— BEGIN Provided data —
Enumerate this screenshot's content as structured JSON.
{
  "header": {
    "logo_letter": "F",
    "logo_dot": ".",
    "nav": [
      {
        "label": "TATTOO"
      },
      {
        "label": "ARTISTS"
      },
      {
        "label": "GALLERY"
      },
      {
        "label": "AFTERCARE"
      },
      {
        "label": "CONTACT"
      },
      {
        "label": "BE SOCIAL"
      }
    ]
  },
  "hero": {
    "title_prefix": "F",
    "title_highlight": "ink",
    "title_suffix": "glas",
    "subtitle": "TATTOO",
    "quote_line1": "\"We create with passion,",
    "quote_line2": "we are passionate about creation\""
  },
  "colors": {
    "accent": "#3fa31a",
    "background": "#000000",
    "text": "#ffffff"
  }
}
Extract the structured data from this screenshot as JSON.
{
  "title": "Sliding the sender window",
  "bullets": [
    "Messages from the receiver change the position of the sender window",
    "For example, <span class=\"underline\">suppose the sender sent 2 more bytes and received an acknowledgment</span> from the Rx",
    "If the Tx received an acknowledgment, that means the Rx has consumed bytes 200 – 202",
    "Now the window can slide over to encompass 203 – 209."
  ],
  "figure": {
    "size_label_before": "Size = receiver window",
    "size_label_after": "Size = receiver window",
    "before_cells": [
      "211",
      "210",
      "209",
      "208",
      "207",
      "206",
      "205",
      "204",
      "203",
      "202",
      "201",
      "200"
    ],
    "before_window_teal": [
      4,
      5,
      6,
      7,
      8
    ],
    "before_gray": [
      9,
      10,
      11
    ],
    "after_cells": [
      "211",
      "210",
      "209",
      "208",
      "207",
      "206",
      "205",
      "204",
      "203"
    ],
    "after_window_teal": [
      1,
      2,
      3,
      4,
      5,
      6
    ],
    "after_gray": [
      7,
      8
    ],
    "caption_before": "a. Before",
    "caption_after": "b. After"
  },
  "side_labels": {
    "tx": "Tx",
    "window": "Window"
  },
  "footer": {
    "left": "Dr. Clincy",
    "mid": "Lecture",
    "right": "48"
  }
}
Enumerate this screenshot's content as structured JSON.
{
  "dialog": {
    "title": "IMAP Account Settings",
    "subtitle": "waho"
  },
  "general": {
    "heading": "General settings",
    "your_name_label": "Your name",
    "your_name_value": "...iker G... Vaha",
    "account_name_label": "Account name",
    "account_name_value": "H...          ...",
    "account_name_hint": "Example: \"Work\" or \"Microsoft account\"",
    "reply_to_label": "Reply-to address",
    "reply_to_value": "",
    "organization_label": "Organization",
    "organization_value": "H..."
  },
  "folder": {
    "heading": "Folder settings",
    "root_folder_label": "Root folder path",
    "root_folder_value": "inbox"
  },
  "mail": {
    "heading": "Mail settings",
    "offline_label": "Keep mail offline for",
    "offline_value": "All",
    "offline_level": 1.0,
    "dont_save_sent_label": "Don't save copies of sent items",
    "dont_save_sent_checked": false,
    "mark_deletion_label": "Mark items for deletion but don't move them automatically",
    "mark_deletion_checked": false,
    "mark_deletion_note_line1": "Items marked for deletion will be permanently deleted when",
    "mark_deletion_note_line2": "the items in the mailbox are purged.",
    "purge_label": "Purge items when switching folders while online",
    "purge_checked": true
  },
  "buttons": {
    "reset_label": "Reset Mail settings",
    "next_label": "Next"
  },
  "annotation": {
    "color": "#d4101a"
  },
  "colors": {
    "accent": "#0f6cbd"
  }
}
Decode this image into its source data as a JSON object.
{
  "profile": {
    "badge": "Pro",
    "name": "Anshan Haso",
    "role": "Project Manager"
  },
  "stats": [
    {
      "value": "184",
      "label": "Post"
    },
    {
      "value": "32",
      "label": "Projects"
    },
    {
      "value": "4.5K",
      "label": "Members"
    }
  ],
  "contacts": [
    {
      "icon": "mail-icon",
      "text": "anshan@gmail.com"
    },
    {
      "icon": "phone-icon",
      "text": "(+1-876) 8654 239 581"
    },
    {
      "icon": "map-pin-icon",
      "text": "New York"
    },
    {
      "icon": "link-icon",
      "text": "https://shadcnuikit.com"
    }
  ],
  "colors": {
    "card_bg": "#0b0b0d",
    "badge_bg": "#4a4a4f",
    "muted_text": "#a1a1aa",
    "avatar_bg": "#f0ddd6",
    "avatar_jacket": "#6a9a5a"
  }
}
— END Provided data —
Given exercise:
Go through the records above and set each one down exactly, please.

Answer to this problem:
Enumerate this screenshot's content as structured JSON.
{
  "header": {
    "logo_letter": "F",
    "logo_dot": ".",
    "nav": [
      {
        "label": "TATTOO"
      },
      {
        "label": "ARTISTS"
      },
      {
        "label": "GALLERY"
      },
      {
        "label": "AFTERCARE"
      },
      {
        "label": "CONTACT"
      },
      {
        "label": "BE SOCIAL"
      }
    ]
  },
  "hero": {
    "title_prefix": "F",
    "title_highlight": "ink",
    "title_suffix": "glas",
    "subtitle": "TATTOO",
    "quote_line1": "\"We create with passion,",
    "quote_line2": "we are passionate about creation\""
  },
  "colors": {
    "accent": "#3fa31a",
    "background": "#000000",
    "text": "#ffffff"
  }
}
Extract the structured data from this screenshot as JSON.
{
  "title": "Sliding the sender window",
  "bullets": [
    "Messages from the receiver change the position of the sender window",
    "For example, <span class=\"underline\">suppose the sender sent 2 more bytes and received an acknowledgment</span> from the Rx",
    "If the Tx received an acknowledgment, that means the Rx has consumed bytes 200 – 202",
    "Now the window can slide over to encompass 203 – 209."
  ],
  "figure": {
    "size_label_before": "Size = receiver window",
    "size_label_after": "Size = receiver window",
    "before_cells": [
      "211",
      "210",
      "209",
      "208",
      "207",
      "206",
      "205",
      "204",
      "203",
      "202",
      "201",
      "200"
    ],
    "before_window_teal": [
      4,
      5,
      6,
      7,
      8
    ],
    "before_gray": [
      9,
      10,
      11
    ],
    "after_cells": [
      "211",
      "210",
      "209",
      "208",
      "207",
      "206",
      "205",
      "204",
      "203"
    ],
    "after_window_teal": [
      1,
      2,
      3,
      4,
      5,
      6
    ],
    "after_gray": [
      7,
      8
    ],
    "caption_before": "a. Before",
    "caption_after": "b. After"
  },
  "side_labels": {
    "tx": "Tx",
    "window": "Window"
  },
  "footer": {
    "left": "Dr. Clincy",
    "mid": "Lecture",
    "right": "48"
  }
}
Enumerate this screenshot's content as structured JSON.
{
  "dialog": {
    "title": "IMAP Account Settings",
    "subtitle": "waho"
  },
  "general": {
    "heading": "General settings",
    "your_name_label": "Your name",
    "your_name_value": "...iker G... Vaha",
    "account_name_label": "Account name",
    "account_name_value": "H...          ...",
    "account_name_hint": "Example: \"Work\" or \"Microsoft account\"",
    "reply_to_label": "Reply-to address",
    "reply_to_value": "",
    "organization_label": "Organization",
    "organization_value": "H..."
  },
  "folder": {
    "heading": "Folder settings",
    "root_folder_label": "Root folder path",
    "root_folder_value": "inbox"
  },
  "mail": {
    "heading": "Mail settings",
    "offline_label": "Keep mail offline for",
    "offline_value": "All",
    "offline_level": 1.0,
    "dont_save_sent_label": "Don't save copies of sent items",
    "dont_save_sent_checked": false,
    "mark_deletion_label": "Mark items for deletion but don't move them automatically",
    "mark_deletion_checked": false,
    "mark_deletion_note_line1": "Items marked for deletion will be permanently deleted when",
    "mark_deletion_note_line2": "the items in the mailbox are purged.",
    "purge_label": "Purge items when switching folders while online",
    "purge_checked": true
  },
  "buttons": {
    "reset_label": "Reset Mail settings",
    "next_label": "Next"
  },
  "annotation": {
    "color": "#d4101a"
  },
  "colors": {
    "accent": "#0f6cbd"
  }
}
Decode this image into its source data as a JSON object.
{
  "profile": {
    "badge": "Pro",
    "name": "Anshan Haso",
    "role": "Project Manager"
  },
  "stats": [
    {
      "value": "184",
      "label": "Post"
    },
    {
      "value": "32",
      "label": "Projects"
    },
    {
      "value": "4.5K",
      "label": "Members"
    }
  ],
  "contacts": [
    {
      "icon": "mail-icon",
      "text": "anshan@gmail.com"
    },
    {
      "icon": "phone-icon",
      "text": "(+1-876) 8654 239 581"
    },
    {
      "icon": "map-pin-icon",
      "text": "New York"
    },
    {
      "icon": "link-icon",
      "text": "https://shadcnuikit.com"
    }
  ],
  "colors": {
    "card_bg": "#0b0b0d",
    "badge_bg": "#4a4a4f",
    "muted_text": "#a1a1aa",
    "avatar_bg": "#f0ddd6",
    "avatar_jacket": "#6a9a5a"
  }
}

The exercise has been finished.